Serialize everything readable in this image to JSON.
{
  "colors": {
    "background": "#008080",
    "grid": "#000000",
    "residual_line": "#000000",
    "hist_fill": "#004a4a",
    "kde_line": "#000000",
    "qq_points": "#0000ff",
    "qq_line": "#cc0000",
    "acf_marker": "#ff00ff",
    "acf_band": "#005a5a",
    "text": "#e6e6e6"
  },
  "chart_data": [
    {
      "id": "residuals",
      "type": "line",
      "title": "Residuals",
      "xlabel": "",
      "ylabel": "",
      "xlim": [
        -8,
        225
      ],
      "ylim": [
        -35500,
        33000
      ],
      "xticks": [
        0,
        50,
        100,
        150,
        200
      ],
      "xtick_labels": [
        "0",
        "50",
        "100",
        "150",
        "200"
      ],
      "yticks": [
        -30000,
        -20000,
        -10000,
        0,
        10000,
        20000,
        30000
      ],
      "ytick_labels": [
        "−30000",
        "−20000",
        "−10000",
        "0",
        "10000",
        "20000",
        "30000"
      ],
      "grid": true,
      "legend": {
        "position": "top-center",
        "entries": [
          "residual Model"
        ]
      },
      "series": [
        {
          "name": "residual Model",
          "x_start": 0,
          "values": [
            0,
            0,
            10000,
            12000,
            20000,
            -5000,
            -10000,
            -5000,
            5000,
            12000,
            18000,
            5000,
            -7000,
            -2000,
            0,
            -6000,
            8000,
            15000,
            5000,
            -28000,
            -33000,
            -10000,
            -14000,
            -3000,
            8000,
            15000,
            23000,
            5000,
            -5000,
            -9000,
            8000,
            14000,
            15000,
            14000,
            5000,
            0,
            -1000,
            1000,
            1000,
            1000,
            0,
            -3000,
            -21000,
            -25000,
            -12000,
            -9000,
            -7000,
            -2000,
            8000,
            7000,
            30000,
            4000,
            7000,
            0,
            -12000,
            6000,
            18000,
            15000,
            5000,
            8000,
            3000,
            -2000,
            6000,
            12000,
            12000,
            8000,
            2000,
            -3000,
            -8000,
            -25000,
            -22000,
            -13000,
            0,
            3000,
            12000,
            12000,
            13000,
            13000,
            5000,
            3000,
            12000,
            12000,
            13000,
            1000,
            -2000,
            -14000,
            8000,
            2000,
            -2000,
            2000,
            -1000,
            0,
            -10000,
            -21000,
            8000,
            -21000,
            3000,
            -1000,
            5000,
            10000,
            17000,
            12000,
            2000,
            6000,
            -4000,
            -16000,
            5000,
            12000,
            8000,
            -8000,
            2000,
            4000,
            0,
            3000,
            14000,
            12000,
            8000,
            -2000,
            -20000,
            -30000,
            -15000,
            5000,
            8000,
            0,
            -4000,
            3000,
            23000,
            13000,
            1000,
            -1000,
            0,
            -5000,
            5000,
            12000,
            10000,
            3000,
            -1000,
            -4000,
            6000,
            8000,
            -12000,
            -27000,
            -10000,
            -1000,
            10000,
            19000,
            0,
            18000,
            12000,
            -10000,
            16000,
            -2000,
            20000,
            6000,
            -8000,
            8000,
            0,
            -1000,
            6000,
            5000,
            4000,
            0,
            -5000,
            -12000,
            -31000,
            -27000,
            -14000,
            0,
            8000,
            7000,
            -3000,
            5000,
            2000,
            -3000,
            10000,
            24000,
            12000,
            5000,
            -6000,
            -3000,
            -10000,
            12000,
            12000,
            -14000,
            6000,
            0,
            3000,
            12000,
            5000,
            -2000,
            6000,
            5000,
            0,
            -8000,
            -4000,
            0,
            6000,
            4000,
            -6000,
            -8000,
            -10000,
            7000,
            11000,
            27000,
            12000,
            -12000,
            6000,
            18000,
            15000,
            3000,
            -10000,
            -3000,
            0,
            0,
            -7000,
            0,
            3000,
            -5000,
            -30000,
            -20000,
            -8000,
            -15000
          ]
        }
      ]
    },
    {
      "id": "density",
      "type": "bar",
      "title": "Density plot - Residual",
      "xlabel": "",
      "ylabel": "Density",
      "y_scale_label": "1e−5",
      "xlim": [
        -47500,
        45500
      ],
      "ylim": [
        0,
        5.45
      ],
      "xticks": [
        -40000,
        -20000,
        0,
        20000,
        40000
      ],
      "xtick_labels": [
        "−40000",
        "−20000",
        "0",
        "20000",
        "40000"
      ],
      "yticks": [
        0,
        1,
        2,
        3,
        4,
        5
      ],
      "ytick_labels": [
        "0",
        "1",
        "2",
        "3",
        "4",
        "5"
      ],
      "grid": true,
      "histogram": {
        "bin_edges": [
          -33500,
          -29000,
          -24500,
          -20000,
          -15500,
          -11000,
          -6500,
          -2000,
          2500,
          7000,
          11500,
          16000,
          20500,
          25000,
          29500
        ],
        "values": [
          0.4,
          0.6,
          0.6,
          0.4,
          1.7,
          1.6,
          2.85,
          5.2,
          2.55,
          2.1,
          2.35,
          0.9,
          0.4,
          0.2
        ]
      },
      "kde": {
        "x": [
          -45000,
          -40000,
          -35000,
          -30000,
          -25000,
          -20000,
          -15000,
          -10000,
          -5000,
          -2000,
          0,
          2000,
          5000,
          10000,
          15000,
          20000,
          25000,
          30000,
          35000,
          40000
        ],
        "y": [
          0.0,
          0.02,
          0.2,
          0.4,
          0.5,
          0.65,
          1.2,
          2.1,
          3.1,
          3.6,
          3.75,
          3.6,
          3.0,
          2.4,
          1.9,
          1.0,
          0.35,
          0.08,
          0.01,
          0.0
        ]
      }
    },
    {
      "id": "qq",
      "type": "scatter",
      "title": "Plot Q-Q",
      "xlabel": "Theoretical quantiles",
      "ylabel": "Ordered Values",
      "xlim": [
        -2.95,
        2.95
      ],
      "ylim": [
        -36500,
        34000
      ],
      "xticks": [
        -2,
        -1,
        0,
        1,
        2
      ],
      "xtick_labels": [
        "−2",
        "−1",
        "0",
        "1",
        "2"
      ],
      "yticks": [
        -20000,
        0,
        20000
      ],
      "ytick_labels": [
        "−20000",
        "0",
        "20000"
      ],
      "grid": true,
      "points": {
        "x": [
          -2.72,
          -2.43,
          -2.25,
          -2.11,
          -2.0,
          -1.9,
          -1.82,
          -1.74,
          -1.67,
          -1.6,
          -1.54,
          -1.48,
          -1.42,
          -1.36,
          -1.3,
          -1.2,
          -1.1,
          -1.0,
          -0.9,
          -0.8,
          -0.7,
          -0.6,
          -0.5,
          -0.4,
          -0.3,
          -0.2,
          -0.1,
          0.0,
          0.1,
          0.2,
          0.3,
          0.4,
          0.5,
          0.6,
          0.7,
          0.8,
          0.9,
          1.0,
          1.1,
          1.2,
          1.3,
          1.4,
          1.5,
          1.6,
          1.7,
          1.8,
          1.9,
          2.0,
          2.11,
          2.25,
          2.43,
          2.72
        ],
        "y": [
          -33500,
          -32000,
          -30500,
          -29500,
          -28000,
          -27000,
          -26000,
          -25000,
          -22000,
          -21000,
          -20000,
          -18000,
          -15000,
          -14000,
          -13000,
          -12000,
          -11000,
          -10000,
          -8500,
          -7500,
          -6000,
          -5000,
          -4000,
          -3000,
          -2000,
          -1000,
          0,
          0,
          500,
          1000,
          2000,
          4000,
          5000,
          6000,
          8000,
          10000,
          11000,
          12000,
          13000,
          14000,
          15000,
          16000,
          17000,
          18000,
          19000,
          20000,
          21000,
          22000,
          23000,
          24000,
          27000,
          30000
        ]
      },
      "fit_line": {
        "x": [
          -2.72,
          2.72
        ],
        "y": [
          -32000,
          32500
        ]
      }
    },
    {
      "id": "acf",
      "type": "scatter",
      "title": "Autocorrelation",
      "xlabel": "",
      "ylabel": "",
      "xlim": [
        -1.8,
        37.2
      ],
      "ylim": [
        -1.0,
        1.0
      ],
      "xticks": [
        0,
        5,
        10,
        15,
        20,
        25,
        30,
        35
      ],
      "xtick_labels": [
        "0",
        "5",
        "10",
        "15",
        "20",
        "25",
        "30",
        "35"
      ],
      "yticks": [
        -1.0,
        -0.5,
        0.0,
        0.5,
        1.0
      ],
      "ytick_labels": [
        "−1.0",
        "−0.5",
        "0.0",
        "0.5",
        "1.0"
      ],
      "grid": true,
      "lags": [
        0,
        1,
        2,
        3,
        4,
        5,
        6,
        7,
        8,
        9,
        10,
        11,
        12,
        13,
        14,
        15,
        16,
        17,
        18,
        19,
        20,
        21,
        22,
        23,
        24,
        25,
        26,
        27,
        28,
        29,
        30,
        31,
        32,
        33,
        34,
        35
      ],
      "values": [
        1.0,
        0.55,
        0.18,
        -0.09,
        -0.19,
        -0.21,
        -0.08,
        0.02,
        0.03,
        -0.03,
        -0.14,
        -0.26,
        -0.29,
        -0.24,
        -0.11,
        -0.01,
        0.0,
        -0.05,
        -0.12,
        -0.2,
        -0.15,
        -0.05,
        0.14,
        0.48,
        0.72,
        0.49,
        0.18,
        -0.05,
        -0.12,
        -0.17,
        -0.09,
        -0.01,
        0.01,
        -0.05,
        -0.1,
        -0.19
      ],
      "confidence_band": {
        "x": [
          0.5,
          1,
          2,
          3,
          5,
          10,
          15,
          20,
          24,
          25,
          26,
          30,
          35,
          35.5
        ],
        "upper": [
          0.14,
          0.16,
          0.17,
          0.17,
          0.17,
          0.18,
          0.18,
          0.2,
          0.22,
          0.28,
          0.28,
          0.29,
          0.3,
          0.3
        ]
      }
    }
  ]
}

──────────

EXERCISE BRIEF> Figure out how many lines of the data above include "title", then give the number and nothing more.

RESPONSE TO THIS EXERCISE> 4